* Provided entries:
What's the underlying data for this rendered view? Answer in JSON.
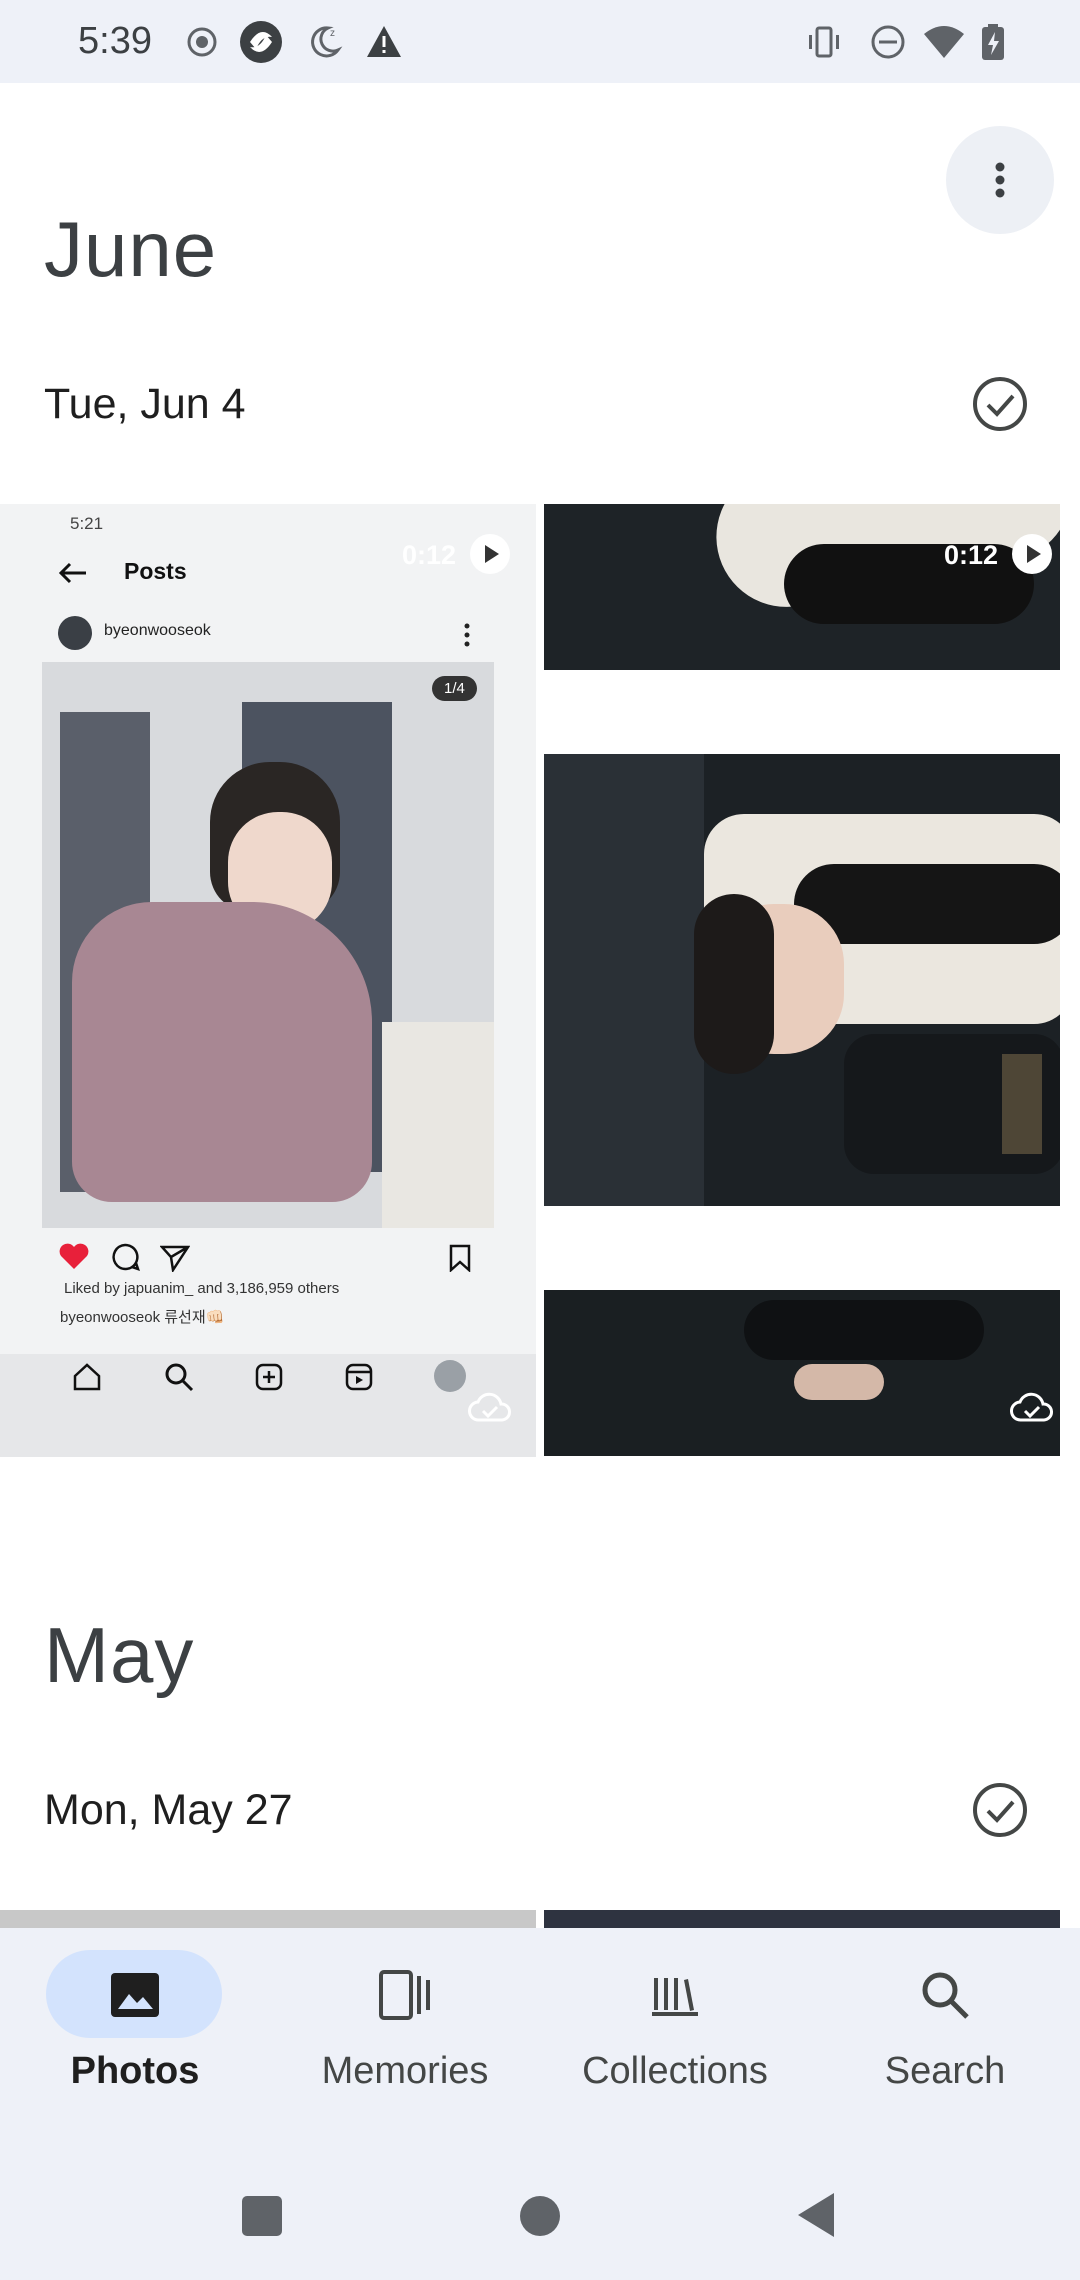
{
  "status_bar": {
    "time": "5:39",
    "left_icons": [
      "record-icon",
      "app-icon",
      "do-not-disturb-moon-icon",
      "warning-icon"
    ],
    "right_icons": [
      "vibrate-icon",
      "dnd-icon",
      "wifi-icon",
      "battery-charging-icon"
    ]
  },
  "header": {
    "more_icon": "more-vert-icon"
  },
  "sections": [
    {
      "month": "June",
      "day": "Tue, Jun 4",
      "items": [
        {
          "kind": "video",
          "duration": "0:12",
          "inner": {
            "status_time": "5:21",
            "title": "Posts",
            "user": "byeonwooseok",
            "counter": "1/4",
            "liked": "Liked by japuanim_ and 3,186,959 others",
            "caption": "byeonwooseok 류선재👊🏻"
          }
        },
        {
          "kind": "video",
          "duration": "0:12"
        }
      ]
    },
    {
      "month": "May",
      "day": "Mon, May 27"
    }
  ],
  "bottom_nav": {
    "items": [
      {
        "label": "Photos",
        "icon": "photo-icon",
        "active": true
      },
      {
        "label": "Memories",
        "icon": "memories-icon",
        "active": false
      },
      {
        "label": "Collections",
        "icon": "collections-icon",
        "active": false
      },
      {
        "label": "Search",
        "icon": "search-icon",
        "active": false
      }
    ]
  },
  "system_nav": {
    "buttons": [
      "recents-icon",
      "home-icon",
      "back-icon"
    ]
  },
  "colors": {
    "bar_bg": "#eef1f8",
    "active_pill": "#d3e3fd",
    "text": "#1f1f1f"
  }
}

* Instructions for the task: Pull out all lines from the entries above in which the word "label" appears.

* Final result:
        "label": "Photos",
        "label": "Memories",
        "label": "Collections",
        "label": "Search",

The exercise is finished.